------ Stored rows ------
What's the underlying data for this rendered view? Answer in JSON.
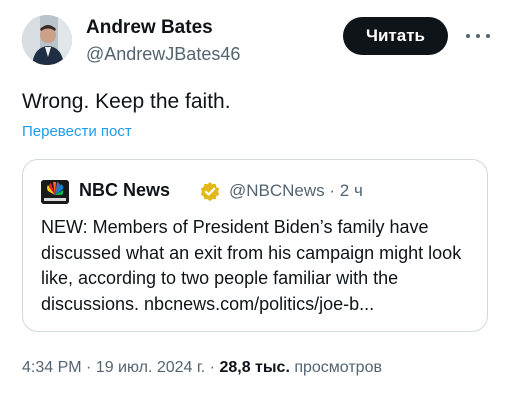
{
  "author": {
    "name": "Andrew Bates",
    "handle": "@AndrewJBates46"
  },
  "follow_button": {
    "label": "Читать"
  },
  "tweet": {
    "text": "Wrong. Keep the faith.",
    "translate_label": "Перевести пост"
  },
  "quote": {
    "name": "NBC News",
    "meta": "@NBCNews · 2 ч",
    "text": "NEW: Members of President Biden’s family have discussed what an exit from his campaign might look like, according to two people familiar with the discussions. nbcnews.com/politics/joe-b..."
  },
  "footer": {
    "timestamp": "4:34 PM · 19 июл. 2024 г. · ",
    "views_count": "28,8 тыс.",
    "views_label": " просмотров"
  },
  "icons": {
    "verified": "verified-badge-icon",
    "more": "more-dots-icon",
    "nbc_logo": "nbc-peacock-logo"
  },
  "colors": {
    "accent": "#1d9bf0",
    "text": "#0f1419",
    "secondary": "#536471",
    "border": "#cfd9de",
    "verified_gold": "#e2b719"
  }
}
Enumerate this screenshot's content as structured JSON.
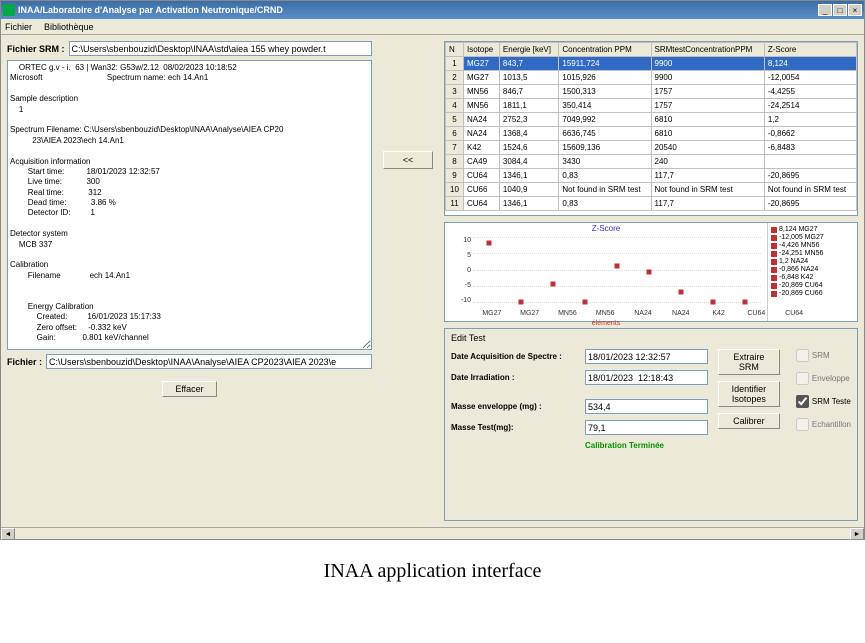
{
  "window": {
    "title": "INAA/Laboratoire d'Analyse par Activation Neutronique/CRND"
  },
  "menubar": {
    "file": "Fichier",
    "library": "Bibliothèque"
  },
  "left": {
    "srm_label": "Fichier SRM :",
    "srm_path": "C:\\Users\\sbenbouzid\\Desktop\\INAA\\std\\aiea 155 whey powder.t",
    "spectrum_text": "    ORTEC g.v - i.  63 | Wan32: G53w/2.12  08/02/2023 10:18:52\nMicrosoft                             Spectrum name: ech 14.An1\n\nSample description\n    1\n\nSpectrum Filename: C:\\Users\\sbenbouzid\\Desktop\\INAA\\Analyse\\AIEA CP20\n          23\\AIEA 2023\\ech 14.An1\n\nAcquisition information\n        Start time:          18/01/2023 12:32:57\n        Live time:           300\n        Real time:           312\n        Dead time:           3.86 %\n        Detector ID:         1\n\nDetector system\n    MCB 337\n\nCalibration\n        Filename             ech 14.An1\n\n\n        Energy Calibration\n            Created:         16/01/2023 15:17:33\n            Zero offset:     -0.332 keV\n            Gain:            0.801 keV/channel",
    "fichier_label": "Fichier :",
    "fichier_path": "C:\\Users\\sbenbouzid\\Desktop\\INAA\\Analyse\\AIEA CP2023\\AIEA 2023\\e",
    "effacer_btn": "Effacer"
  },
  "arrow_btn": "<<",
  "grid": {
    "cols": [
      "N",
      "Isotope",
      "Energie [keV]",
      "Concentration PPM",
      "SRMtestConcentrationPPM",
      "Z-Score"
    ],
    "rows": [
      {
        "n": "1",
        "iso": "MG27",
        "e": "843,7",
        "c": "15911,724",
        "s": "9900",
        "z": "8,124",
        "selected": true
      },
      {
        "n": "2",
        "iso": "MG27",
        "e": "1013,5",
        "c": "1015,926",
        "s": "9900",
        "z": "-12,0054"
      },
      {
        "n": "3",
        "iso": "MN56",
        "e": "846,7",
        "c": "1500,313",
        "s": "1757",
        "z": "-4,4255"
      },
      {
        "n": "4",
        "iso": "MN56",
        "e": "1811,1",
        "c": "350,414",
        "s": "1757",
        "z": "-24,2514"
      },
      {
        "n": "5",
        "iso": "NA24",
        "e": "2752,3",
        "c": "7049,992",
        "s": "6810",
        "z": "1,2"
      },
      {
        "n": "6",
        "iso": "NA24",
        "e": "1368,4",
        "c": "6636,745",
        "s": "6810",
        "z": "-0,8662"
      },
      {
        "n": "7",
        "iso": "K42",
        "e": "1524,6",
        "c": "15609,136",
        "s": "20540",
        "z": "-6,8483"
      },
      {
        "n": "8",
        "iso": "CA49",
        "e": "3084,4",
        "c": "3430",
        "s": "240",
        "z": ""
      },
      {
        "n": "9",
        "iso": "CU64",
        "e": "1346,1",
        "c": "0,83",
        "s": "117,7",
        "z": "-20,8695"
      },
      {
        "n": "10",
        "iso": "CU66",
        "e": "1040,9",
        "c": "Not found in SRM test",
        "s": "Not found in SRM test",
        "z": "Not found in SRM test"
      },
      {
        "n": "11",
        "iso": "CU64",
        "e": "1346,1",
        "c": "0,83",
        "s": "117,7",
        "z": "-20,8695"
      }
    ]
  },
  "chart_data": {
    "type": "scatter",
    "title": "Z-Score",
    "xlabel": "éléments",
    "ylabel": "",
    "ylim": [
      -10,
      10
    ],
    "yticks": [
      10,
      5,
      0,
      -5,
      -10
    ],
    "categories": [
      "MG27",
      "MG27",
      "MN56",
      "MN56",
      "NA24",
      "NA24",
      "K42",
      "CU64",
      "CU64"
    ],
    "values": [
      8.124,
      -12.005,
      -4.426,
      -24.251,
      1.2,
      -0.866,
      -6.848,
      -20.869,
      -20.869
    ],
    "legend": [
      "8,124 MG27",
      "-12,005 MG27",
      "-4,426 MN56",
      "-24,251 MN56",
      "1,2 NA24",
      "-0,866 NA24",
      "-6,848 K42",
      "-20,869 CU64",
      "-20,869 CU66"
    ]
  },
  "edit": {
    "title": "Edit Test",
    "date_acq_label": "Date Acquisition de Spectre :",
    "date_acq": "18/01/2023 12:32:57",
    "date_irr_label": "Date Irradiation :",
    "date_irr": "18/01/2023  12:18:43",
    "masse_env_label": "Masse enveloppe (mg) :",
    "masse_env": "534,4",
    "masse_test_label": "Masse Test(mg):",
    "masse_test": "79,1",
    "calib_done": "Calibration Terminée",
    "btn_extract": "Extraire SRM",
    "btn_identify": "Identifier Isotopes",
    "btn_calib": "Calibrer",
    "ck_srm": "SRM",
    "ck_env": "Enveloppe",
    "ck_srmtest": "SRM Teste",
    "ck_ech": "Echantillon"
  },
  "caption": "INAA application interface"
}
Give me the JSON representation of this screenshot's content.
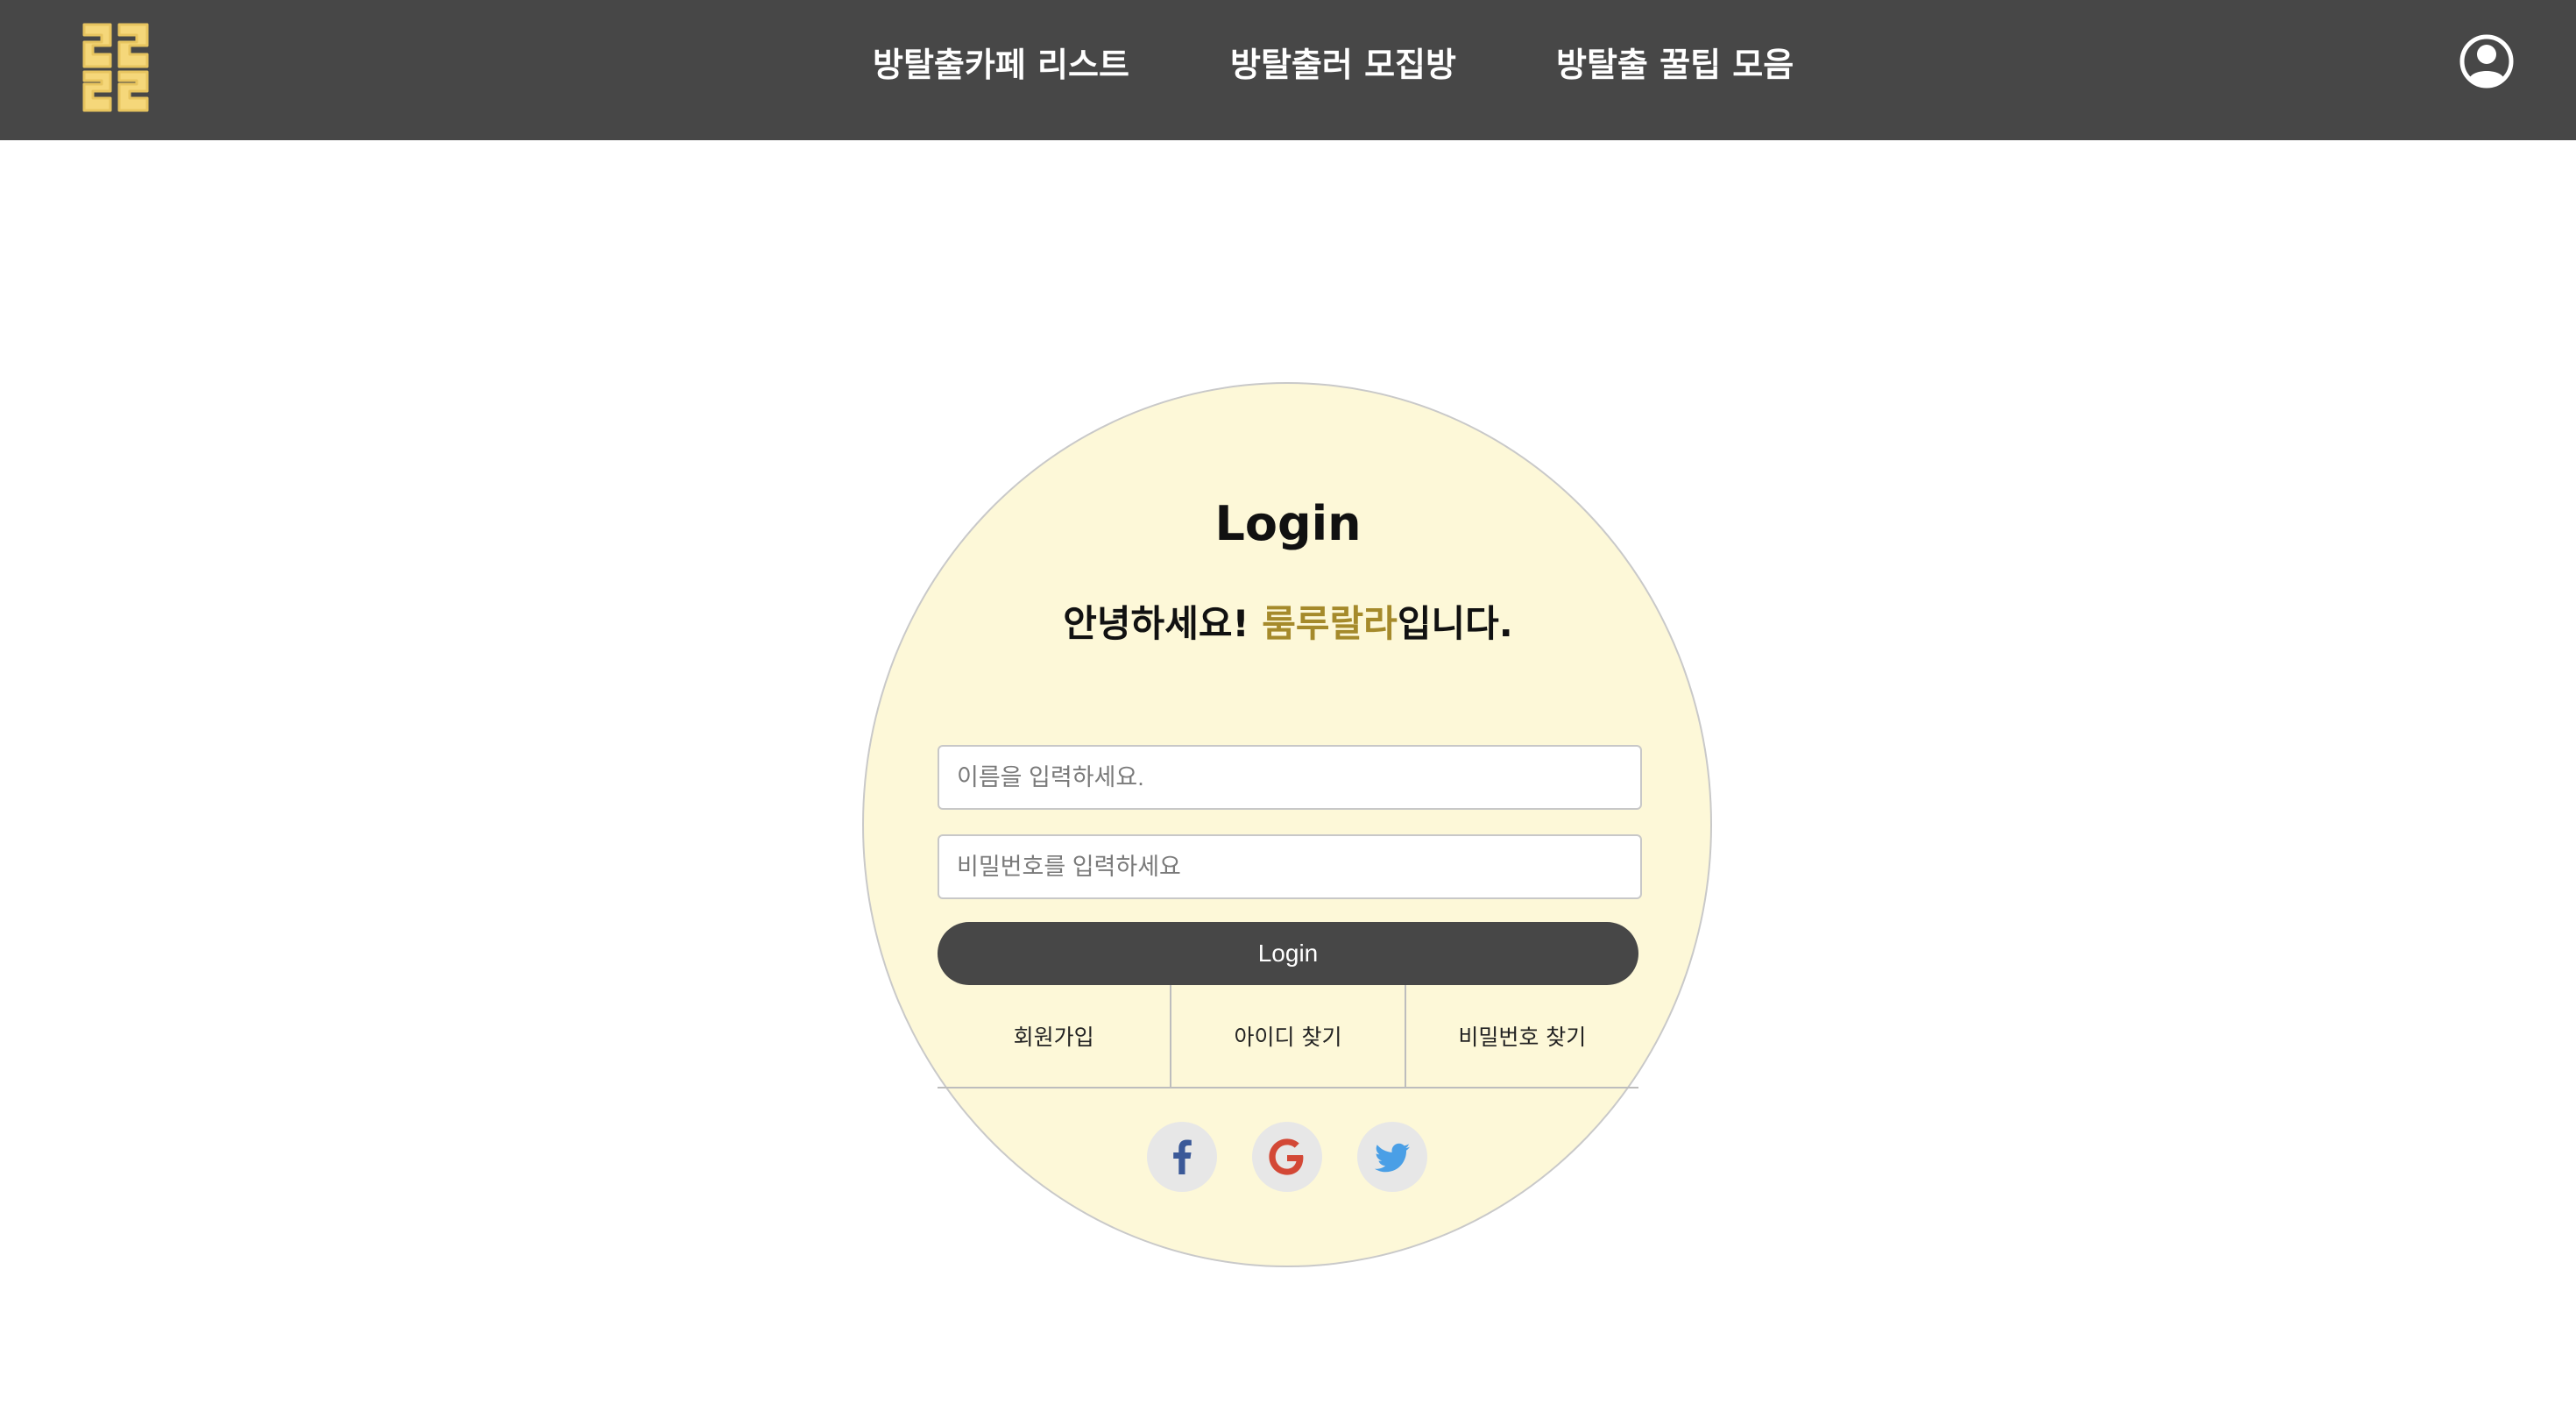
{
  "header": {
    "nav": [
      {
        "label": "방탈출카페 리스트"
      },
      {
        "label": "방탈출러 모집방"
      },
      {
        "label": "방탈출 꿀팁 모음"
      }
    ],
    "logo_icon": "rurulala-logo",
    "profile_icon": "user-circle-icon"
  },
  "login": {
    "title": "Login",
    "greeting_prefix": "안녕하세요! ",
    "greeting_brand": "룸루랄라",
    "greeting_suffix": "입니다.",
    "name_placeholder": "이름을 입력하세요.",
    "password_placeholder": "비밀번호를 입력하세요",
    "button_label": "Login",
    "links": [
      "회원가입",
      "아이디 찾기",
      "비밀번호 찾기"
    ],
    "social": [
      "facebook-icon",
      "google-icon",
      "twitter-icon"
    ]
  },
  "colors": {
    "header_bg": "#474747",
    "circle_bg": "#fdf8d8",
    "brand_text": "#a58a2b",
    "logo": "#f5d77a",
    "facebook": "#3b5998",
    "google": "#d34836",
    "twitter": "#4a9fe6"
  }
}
------
Transcribe the whole listing, character for character, but not its images.

_Completed exercise_
What's the underlying data for this rendered view? Answer in JSON.
{
  "author": {
    "name": "Andrew Bates",
    "handle": "@AndrewJBates46"
  },
  "follow_button": {
    "label": "Читать"
  },
  "tweet": {
    "text": "Wrong. Keep the faith.",
    "translate_label": "Перевести пост"
  },
  "quote": {
    "name": "NBC News",
    "meta": "@NBCNews · 2 ч",
    "text": "NEW: Members of President Biden’s family have discussed what an exit from his campaign might look like, according to two people familiar with the discussions. nbcnews.com/politics/joe-b..."
  },
  "footer": {
    "timestamp": "4:34 PM · 19 июл. 2024 г. · ",
    "views_count": "28,8 тыс.",
    "views_label": " просмотров"
  },
  "icons": {
    "verified": "verified-badge-icon",
    "more": "more-dots-icon",
    "nbc_logo": "nbc-peacock-logo"
  },
  "colors": {
    "accent": "#1d9bf0",
    "text": "#0f1419",
    "secondary": "#536471",
    "border": "#cfd9de",
    "verified_gold": "#e2b719"
  }
}
Enumerate this screenshot's content as structured JSON.
{
  "window": {
    "title": "INAA/Laboratoire d'Analyse par Activation Neutronique/CRND"
  },
  "menubar": {
    "file": "Fichier",
    "library": "Bibliothèque"
  },
  "left": {
    "srm_label": "Fichier SRM :",
    "srm_path": "C:\\Users\\sbenbouzid\\Desktop\\INAA\\std\\aiea 155 whey powder.t",
    "spectrum_text": "    ORTEC g.v - i.  63 | Wan32: G53w/2.12  08/02/2023 10:18:52\nMicrosoft                             Spectrum name: ech 14.An1\n\nSample description\n    1\n\nSpectrum Filename: C:\\Users\\sbenbouzid\\Desktop\\INAA\\Analyse\\AIEA CP20\n          23\\AIEA 2023\\ech 14.An1\n\nAcquisition information\n        Start time:          18/01/2023 12:32:57\n        Live time:           300\n        Real time:           312\n        Dead time:           3.86 %\n        Detector ID:         1\n\nDetector system\n    MCB 337\n\nCalibration\n        Filename             ech 14.An1\n\n\n        Energy Calibration\n            Created:         16/01/2023 15:17:33\n            Zero offset:     -0.332 keV\n            Gain:            0.801 keV/channel",
    "fichier_label": "Fichier :",
    "fichier_path": "C:\\Users\\sbenbouzid\\Desktop\\INAA\\Analyse\\AIEA CP2023\\AIEA 2023\\e",
    "effacer_btn": "Effacer"
  },
  "arrow_btn": "<<",
  "grid": {
    "cols": [
      "N",
      "Isotope",
      "Energie [keV]",
      "Concentration PPM",
      "SRMtestConcentrationPPM",
      "Z-Score"
    ],
    "rows": [
      {
        "n": "1",
        "iso": "MG27",
        "e": "843,7",
        "c": "15911,724",
        "s": "9900",
        "z": "8,124",
        "selected": true
      },
      {
        "n": "2",
        "iso": "MG27",
        "e": "1013,5",
        "c": "1015,926",
        "s": "9900",
        "z": "-12,0054"
      },
      {
        "n": "3",
        "iso": "MN56",
        "e": "846,7",
        "c": "1500,313",
        "s": "1757",
        "z": "-4,4255"
      },
      {
        "n": "4",
        "iso": "MN56",
        "e": "1811,1",
        "c": "350,414",
        "s": "1757",
        "z": "-24,2514"
      },
      {
        "n": "5",
        "iso": "NA24",
        "e": "2752,3",
        "c": "7049,992",
        "s": "6810",
        "z": "1,2"
      },
      {
        "n": "6",
        "iso": "NA24",
        "e": "1368,4",
        "c": "6636,745",
        "s": "6810",
        "z": "-0,8662"
      },
      {
        "n": "7",
        "iso": "K42",
        "e": "1524,6",
        "c": "15609,136",
        "s": "20540",
        "z": "-6,8483"
      },
      {
        "n": "8",
        "iso": "CA49",
        "e": "3084,4",
        "c": "3430",
        "s": "240",
        "z": ""
      },
      {
        "n": "9",
        "iso": "CU64",
        "e": "1346,1",
        "c": "0,83",
        "s": "117,7",
        "z": "-20,8695"
      },
      {
        "n": "10",
        "iso": "CU66",
        "e": "1040,9",
        "c": "Not found in SRM test",
        "s": "Not found in SRM test",
        "z": "Not found in SRM test"
      },
      {
        "n": "11",
        "iso": "CU64",
        "e": "1346,1",
        "c": "0,83",
        "s": "117,7",
        "z": "-20,8695"
      }
    ]
  },
  "chart_data": {
    "type": "scatter",
    "title": "Z-Score",
    "xlabel": "éléments",
    "ylabel": "",
    "ylim": [
      -10,
      10
    ],
    "yticks": [
      10,
      5,
      0,
      -5,
      -10
    ],
    "categories": [
      "MG27",
      "MG27",
      "MN56",
      "MN56",
      "NA24",
      "NA24",
      "K42",
      "CU64",
      "CU64"
    ],
    "values": [
      8.124,
      -12.005,
      -4.426,
      -24.251,
      1.2,
      -0.866,
      -6.848,
      -20.869,
      -20.869
    ],
    "legend": [
      "8,124 MG27",
      "-12,005 MG27",
      "-4,426 MN56",
      "-24,251 MN56",
      "1,2 NA24",
      "-0,866 NA24",
      "-6,848 K42",
      "-20,869 CU64",
      "-20,869 CU66"
    ]
  },
  "edit": {
    "title": "Edit Test",
    "date_acq_label": "Date Acquisition de Spectre :",
    "date_acq": "18/01/2023 12:32:57",
    "date_irr_label": "Date Irradiation :",
    "date_irr": "18/01/2023  12:18:43",
    "masse_env_label": "Masse enveloppe (mg) :",
    "masse_env": "534,4",
    "masse_test_label": "Masse Test(mg):",
    "masse_test": "79,1",
    "calib_done": "Calibration Terminée",
    "btn_extract": "Extraire SRM",
    "btn_identify": "Identifier Isotopes",
    "btn_calib": "Calibrer",
    "ck_srm": "SRM",
    "ck_env": "Enveloppe",
    "ck_srmtest": "SRM Teste",
    "ck_ech": "Echantillon"
  },
  "caption": "INAA application interface"
}
Give me the JSON representation of this screenshot's content.
{
  "header": {
    "nav": [
      {
        "label": "방탈출카페 리스트"
      },
      {
        "label": "방탈출러 모집방"
      },
      {
        "label": "방탈출 꿀팁 모음"
      }
    ],
    "logo_icon": "rurulala-logo",
    "profile_icon": "user-circle-icon"
  },
  "login": {
    "title": "Login",
    "greeting_prefix": "안녕하세요! ",
    "greeting_brand": "룸루랄라",
    "greeting_suffix": "입니다.",
    "name_placeholder": "이름을 입력하세요.",
    "password_placeholder": "비밀번호를 입력하세요",
    "button_label": "Login",
    "links": [
      "회원가입",
      "아이디 찾기",
      "비밀번호 찾기"
    ],
    "social": [
      "facebook-icon",
      "google-icon",
      "twitter-icon"
    ]
  },
  "colors": {
    "header_bg": "#474747",
    "circle_bg": "#fdf8d8",
    "brand_text": "#a58a2b",
    "logo": "#f5d77a",
    "facebook": "#3b5998",
    "google": "#d34836",
    "twitter": "#4a9fe6"
  }
}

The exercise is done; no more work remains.